Excerpted data>

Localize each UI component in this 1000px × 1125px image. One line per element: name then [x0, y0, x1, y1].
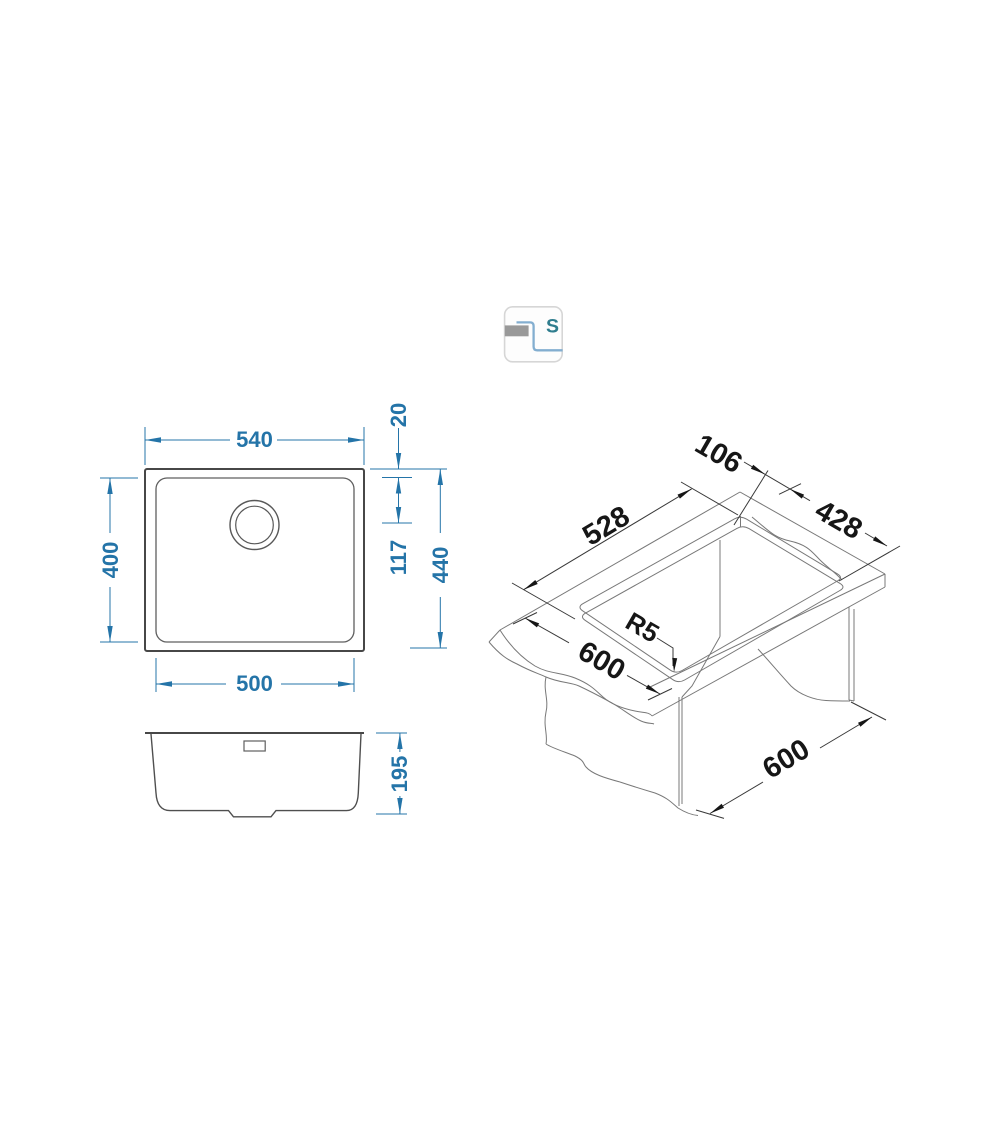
- svg-text:400: 400: [98, 542, 123, 579]
- svg-text:117: 117: [386, 540, 411, 576]
- svg-text:S: S: [546, 316, 559, 338]
- svg-text:20: 20: [386, 403, 411, 427]
- svg-text:500: 500: [236, 671, 273, 696]
- svg-text:540: 540: [236, 427, 273, 452]
- svg-text:195: 195: [387, 756, 412, 793]
- svg-text:440: 440: [428, 547, 453, 584]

Requirements>
Please extract every line of the records above verbatim, leaving out the pictures.

Response below>
Localize each UI component in this 1000px × 1125px image. One line per element: name then [x0, y0, x1, y1].
- svg-text:400: 400: [98, 542, 123, 579]
- svg-text:117: 117: [386, 540, 411, 576]
- svg-text:S: S: [546, 316, 559, 338]
- svg-text:20: 20: [386, 403, 411, 427]
- svg-text:500: 500: [236, 671, 273, 696]
- svg-text:540: 540: [236, 427, 273, 452]
- svg-text:195: 195: [387, 756, 412, 793]
- svg-text:440: 440: [428, 547, 453, 584]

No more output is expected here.